## Written request
In the listing below, identify each line with the word "محاسبات" and return those lines.

## Supplied material
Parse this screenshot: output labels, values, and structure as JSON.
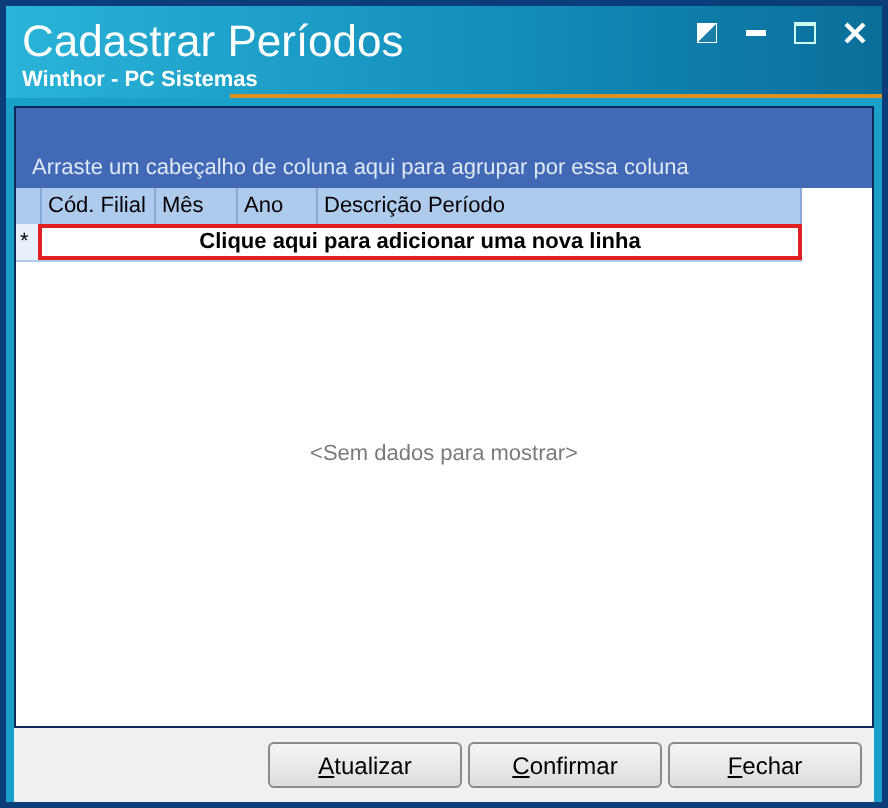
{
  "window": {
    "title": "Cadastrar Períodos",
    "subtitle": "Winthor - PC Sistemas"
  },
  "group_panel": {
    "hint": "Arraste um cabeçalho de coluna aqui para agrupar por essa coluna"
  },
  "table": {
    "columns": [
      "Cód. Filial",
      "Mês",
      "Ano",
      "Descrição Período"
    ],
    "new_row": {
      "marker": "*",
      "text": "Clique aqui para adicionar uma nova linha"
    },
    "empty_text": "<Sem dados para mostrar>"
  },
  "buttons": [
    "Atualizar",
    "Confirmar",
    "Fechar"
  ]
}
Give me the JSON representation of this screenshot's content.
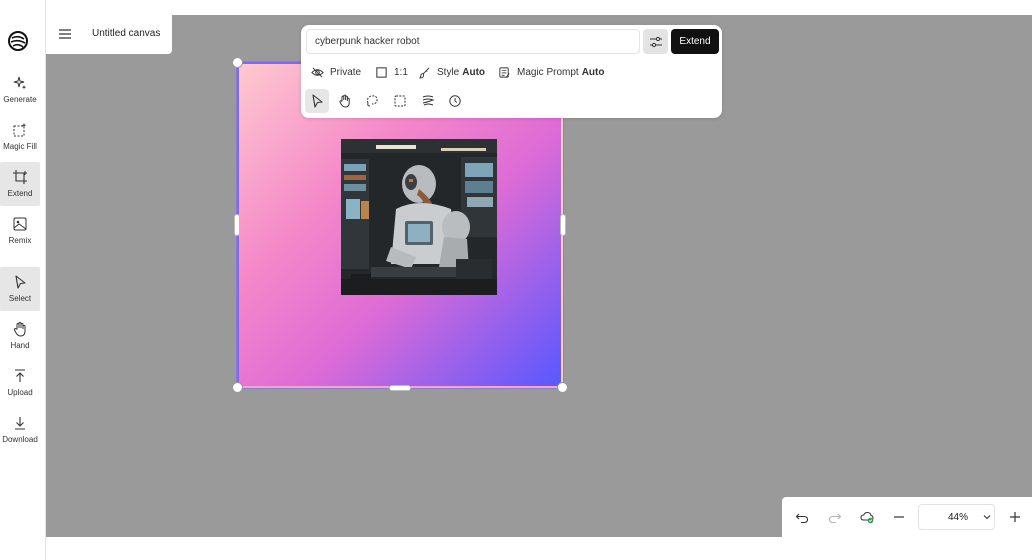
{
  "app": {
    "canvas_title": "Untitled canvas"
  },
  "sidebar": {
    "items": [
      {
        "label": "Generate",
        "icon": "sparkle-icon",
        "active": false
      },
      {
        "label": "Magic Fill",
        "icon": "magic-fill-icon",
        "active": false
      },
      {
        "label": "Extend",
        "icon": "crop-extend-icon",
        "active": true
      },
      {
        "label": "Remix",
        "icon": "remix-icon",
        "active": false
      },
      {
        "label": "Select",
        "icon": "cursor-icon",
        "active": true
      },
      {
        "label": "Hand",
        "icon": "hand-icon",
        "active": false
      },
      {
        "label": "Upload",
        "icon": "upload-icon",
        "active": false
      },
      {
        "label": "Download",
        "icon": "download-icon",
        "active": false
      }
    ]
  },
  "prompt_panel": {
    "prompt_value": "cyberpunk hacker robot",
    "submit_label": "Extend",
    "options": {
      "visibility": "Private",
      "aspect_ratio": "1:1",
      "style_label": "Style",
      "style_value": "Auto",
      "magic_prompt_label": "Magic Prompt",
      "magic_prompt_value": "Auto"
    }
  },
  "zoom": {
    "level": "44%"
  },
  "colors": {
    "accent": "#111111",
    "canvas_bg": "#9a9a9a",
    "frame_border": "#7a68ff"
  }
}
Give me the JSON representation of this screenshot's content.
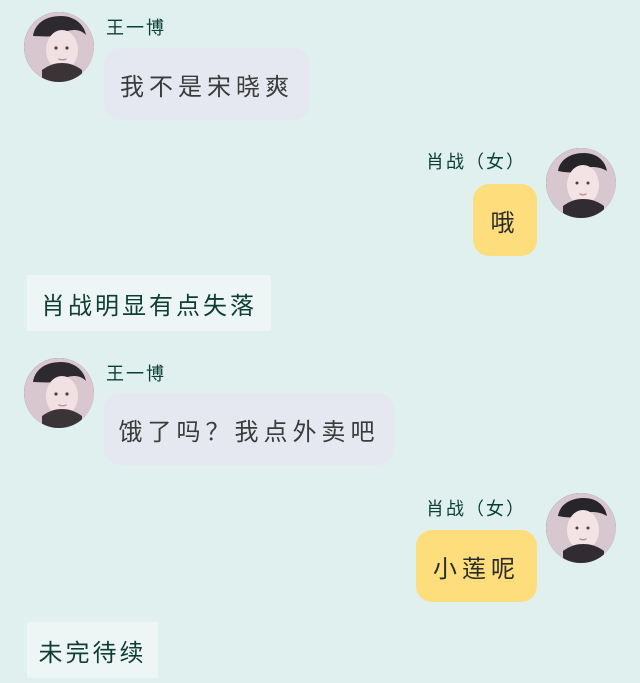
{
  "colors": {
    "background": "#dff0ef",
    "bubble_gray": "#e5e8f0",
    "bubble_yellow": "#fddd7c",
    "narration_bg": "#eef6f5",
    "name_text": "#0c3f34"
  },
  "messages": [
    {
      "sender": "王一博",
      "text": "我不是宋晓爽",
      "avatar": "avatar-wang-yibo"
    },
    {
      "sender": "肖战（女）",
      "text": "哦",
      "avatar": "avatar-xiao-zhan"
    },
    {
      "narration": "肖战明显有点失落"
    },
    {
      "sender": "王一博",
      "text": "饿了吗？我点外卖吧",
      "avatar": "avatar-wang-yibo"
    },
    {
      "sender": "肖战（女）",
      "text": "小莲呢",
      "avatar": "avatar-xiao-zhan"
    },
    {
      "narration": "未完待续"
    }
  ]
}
==
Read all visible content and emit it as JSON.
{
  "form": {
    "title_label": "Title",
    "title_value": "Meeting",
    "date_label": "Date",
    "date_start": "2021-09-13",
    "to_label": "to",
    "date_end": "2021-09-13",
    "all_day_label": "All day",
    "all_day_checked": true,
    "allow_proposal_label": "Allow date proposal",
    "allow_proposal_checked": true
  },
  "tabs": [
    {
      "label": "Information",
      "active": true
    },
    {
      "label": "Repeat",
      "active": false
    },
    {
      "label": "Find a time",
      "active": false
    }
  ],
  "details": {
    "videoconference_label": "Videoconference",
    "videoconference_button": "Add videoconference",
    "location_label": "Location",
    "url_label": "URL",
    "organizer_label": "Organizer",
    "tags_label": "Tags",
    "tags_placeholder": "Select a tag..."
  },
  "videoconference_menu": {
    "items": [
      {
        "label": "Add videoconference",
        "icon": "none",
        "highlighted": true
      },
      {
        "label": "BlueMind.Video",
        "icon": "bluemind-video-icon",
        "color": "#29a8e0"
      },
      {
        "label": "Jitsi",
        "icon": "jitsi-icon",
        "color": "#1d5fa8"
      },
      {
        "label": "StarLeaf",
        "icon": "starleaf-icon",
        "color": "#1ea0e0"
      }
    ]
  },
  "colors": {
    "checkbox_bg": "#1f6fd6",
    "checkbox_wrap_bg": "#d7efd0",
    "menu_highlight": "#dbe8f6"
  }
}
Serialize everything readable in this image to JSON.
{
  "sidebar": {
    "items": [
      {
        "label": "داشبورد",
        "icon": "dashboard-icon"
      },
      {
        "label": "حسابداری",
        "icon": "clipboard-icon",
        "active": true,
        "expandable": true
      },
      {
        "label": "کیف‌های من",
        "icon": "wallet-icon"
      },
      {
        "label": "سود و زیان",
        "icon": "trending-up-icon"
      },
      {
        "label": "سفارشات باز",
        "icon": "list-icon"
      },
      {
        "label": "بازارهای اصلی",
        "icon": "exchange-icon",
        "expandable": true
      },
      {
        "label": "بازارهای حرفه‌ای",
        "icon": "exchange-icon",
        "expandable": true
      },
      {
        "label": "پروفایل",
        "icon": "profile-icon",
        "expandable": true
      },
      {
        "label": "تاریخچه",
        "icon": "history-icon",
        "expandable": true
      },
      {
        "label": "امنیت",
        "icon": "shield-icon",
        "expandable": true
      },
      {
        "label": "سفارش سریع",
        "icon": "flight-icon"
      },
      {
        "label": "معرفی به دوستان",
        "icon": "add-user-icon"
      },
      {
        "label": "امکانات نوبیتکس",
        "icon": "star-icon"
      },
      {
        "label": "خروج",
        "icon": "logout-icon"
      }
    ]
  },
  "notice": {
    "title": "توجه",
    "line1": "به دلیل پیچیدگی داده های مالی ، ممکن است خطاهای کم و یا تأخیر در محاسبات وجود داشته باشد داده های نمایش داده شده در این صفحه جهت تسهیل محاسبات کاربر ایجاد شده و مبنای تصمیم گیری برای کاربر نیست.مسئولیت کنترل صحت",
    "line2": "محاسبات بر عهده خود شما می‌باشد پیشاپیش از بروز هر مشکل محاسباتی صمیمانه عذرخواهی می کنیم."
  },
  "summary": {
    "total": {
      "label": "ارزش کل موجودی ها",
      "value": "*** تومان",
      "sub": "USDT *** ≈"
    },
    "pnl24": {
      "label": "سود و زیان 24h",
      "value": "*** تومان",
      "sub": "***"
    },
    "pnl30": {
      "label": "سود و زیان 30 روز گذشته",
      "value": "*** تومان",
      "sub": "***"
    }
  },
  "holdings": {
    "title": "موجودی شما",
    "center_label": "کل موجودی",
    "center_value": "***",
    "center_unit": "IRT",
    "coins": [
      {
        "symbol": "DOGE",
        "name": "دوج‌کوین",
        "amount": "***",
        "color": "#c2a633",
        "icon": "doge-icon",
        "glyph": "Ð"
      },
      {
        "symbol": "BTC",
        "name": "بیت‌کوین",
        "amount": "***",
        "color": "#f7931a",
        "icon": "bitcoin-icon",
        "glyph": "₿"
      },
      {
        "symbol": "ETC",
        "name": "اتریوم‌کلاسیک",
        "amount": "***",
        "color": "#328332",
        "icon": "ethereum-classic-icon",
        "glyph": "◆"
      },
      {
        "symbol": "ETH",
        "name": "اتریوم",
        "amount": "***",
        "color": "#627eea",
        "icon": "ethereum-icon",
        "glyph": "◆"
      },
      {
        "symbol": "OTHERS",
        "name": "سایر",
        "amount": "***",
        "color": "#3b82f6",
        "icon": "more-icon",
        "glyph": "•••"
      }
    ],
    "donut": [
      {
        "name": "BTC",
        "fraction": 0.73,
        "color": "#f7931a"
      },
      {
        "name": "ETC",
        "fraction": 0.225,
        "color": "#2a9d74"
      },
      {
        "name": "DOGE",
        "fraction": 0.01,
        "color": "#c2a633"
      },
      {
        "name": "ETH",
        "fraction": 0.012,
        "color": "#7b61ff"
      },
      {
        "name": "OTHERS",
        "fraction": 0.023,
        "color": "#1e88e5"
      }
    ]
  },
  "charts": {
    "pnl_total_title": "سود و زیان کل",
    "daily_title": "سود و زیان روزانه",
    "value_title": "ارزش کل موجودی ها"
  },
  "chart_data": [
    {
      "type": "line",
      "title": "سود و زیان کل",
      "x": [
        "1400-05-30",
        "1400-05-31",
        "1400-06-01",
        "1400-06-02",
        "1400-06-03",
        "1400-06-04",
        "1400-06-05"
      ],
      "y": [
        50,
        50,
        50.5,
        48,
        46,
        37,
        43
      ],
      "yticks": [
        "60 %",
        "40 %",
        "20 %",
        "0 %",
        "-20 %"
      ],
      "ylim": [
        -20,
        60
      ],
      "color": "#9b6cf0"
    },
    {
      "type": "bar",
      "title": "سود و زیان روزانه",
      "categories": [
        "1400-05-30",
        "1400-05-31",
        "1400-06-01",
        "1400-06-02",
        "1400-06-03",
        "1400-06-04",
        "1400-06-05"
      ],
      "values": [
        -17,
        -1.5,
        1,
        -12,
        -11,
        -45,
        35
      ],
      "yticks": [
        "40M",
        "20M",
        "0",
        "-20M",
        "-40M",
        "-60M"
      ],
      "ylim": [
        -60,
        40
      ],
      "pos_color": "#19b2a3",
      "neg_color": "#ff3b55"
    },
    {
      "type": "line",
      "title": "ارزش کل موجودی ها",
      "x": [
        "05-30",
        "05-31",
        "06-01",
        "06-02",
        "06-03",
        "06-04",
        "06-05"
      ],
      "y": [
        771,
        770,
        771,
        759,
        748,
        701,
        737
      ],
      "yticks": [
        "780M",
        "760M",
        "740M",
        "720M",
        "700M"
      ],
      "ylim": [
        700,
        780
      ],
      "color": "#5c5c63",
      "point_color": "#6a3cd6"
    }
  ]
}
--
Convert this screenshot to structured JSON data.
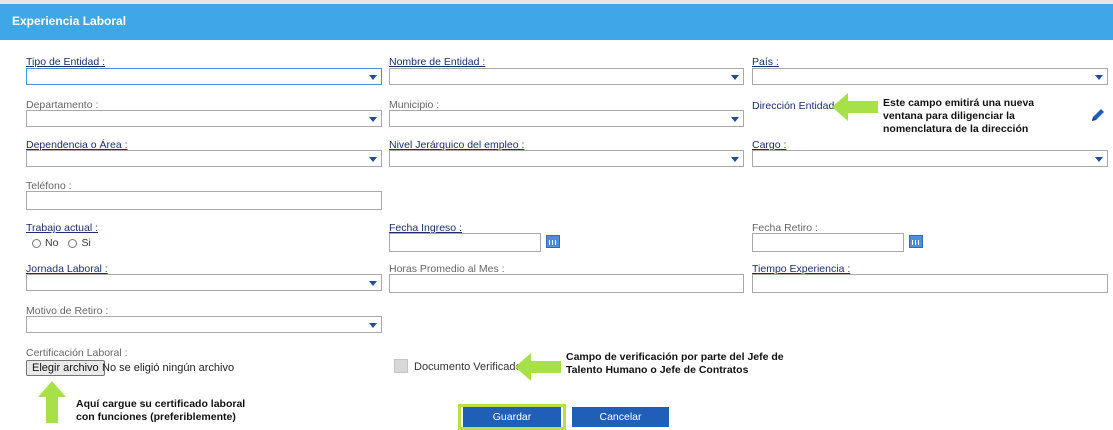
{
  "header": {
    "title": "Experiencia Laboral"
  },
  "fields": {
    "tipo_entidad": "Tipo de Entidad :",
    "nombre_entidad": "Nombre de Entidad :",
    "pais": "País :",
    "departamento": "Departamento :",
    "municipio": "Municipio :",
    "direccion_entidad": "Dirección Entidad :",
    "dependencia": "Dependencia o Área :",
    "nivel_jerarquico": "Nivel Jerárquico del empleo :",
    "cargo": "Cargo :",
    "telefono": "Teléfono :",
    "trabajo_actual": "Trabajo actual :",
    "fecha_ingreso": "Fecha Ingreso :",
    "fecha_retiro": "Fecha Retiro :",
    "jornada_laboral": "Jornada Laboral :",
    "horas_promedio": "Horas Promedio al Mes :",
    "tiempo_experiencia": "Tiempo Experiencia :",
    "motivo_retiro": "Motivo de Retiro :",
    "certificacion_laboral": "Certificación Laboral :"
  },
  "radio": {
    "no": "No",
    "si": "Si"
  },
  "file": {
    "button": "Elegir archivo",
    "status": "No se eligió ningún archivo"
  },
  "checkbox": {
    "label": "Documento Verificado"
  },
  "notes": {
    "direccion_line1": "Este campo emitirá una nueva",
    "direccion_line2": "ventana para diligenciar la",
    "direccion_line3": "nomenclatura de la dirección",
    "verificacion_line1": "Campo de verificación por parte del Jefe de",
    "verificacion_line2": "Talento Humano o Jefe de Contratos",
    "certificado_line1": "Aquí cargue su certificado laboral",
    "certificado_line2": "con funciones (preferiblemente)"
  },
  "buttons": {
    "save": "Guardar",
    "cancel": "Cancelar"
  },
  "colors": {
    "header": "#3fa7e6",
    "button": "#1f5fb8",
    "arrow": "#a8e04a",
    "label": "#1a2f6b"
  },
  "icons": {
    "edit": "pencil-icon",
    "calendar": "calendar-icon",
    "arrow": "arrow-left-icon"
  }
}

## Solution to this problem
    "line1": "به دلیل پیچیدگی داده های مالی ، ممکن است خطاهای کم و یا تأخیر در محاسبات وجود داشته باشد داده های نمایش داده شده در این صفحه جهت تسهیل محاسبات کاربر ایجاد شده و مبنای تصمیم گیری برای کاربر نیست.مسئولیت کنترل صحت",
    "line2": "محاسبات بر عهده خود شما می‌باشد پیشاپیش از بروز هر مشکل محاسباتی صمیمانه عذرخواهی می کنیم."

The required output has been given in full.